** Start DATASET EXTRACT **

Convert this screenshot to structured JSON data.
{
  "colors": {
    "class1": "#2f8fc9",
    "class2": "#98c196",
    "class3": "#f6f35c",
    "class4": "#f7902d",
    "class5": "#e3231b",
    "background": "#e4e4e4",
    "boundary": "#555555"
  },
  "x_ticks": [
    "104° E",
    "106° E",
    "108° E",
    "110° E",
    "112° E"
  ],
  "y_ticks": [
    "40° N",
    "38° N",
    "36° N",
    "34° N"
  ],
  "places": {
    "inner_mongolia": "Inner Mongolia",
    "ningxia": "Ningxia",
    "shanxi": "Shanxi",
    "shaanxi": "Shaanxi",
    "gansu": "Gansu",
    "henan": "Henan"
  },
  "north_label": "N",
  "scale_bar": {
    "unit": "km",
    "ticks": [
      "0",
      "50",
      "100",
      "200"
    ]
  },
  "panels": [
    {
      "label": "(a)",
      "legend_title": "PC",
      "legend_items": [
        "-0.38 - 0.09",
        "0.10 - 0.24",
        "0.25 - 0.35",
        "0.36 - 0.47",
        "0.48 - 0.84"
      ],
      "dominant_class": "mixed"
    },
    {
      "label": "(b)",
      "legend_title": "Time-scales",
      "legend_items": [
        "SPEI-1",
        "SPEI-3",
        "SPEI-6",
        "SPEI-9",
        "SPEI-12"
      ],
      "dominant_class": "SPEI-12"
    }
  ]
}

** End DATASET EXTRACT **

GOAL OF THE EXERCISE:
Output the records verbatim, from the first line to the last.

SOLVED EXERCISE:
Convert this screenshot to structured JSON data.
{
  "colors": {
    "class1": "#2f8fc9",
    "class2": "#98c196",
    "class3": "#f6f35c",
    "class4": "#f7902d",
    "class5": "#e3231b",
    "background": "#e4e4e4",
    "boundary": "#555555"
  },
  "x_ticks": [
    "104° E",
    "106° E",
    "108° E",
    "110° E",
    "112° E"
  ],
  "y_ticks": [
    "40° N",
    "38° N",
    "36° N",
    "34° N"
  ],
  "places": {
    "inner_mongolia": "Inner Mongolia",
    "ningxia": "Ningxia",
    "shanxi": "Shanxi",
    "shaanxi": "Shaanxi",
    "gansu": "Gansu",
    "henan": "Henan"
  },
  "north_label": "N",
  "scale_bar": {
    "unit": "km",
    "ticks": [
      "0",
      "50",
      "100",
      "200"
    ]
  },
  "panels": [
    {
      "label": "(a)",
      "legend_title": "PC",
      "legend_items": [
        "-0.38 - 0.09",
        "0.10 - 0.24",
        "0.25 - 0.35",
        "0.36 - 0.47",
        "0.48 - 0.84"
      ],
      "dominant_class": "mixed"
    },
    {
      "label": "(b)",
      "legend_title": "Time-scales",
      "legend_items": [
        "SPEI-1",
        "SPEI-3",
        "SPEI-6",
        "SPEI-9",
        "SPEI-12"
      ],
      "dominant_class": "SPEI-12"
    }
  ]
}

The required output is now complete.